Dataset records:
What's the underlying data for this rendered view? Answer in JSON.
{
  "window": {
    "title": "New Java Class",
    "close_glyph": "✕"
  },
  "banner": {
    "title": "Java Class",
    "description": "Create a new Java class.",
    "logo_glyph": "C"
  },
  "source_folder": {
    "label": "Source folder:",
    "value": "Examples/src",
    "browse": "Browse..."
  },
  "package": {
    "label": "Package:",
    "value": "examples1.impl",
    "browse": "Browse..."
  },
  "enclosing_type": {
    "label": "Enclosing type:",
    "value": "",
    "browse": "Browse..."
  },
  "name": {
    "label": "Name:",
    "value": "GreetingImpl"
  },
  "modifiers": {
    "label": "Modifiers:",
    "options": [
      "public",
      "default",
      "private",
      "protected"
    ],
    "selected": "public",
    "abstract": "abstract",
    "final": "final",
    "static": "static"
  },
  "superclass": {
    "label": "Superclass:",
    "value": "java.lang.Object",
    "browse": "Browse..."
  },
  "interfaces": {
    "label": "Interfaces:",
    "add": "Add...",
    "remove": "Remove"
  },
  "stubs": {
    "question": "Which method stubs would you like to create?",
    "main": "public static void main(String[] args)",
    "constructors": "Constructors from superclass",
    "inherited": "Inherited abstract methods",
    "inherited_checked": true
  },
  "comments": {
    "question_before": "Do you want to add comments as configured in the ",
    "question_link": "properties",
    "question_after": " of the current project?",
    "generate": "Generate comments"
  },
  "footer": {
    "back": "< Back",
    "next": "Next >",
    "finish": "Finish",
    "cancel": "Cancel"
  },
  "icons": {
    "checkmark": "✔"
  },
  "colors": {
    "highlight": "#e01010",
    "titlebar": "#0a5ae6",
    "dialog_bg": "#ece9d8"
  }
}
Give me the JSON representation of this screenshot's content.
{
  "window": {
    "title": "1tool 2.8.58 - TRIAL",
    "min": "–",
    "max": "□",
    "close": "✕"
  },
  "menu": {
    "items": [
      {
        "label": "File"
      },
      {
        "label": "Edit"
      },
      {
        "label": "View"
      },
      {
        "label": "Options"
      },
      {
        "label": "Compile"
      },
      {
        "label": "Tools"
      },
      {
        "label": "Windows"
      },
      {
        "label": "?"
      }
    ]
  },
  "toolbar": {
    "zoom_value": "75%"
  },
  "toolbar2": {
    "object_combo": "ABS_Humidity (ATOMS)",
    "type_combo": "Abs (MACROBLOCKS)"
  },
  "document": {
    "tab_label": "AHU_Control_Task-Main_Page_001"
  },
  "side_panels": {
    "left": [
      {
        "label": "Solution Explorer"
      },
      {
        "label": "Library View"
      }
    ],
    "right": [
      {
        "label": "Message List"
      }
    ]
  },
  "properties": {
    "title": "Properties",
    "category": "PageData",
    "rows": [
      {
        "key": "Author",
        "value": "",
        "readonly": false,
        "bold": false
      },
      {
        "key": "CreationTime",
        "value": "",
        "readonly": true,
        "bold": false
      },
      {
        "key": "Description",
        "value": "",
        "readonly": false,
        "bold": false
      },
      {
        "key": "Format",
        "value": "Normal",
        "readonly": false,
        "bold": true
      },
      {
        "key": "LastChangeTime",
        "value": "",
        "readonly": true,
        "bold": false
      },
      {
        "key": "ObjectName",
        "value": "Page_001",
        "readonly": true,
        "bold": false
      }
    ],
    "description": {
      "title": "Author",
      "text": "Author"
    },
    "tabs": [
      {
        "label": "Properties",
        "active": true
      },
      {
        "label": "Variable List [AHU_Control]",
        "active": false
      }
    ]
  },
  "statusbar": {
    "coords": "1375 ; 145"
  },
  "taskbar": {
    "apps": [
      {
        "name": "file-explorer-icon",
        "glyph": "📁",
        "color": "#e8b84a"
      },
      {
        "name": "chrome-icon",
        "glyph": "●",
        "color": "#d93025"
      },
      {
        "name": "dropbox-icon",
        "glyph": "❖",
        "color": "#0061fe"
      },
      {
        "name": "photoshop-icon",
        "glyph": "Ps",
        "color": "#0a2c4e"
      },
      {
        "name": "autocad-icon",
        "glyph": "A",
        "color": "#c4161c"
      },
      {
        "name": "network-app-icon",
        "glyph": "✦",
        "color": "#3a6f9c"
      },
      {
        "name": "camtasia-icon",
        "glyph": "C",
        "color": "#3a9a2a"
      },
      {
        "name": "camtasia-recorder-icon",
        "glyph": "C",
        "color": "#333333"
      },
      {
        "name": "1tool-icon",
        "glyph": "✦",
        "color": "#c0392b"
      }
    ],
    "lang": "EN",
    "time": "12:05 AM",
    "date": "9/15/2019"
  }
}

Your task:
Search the data above for the string "JSON" and copy each line that has it.

Right answer:
What's the underlying data for this rendered view? Answer in JSON.
Give me the JSON representation of this screenshot's content.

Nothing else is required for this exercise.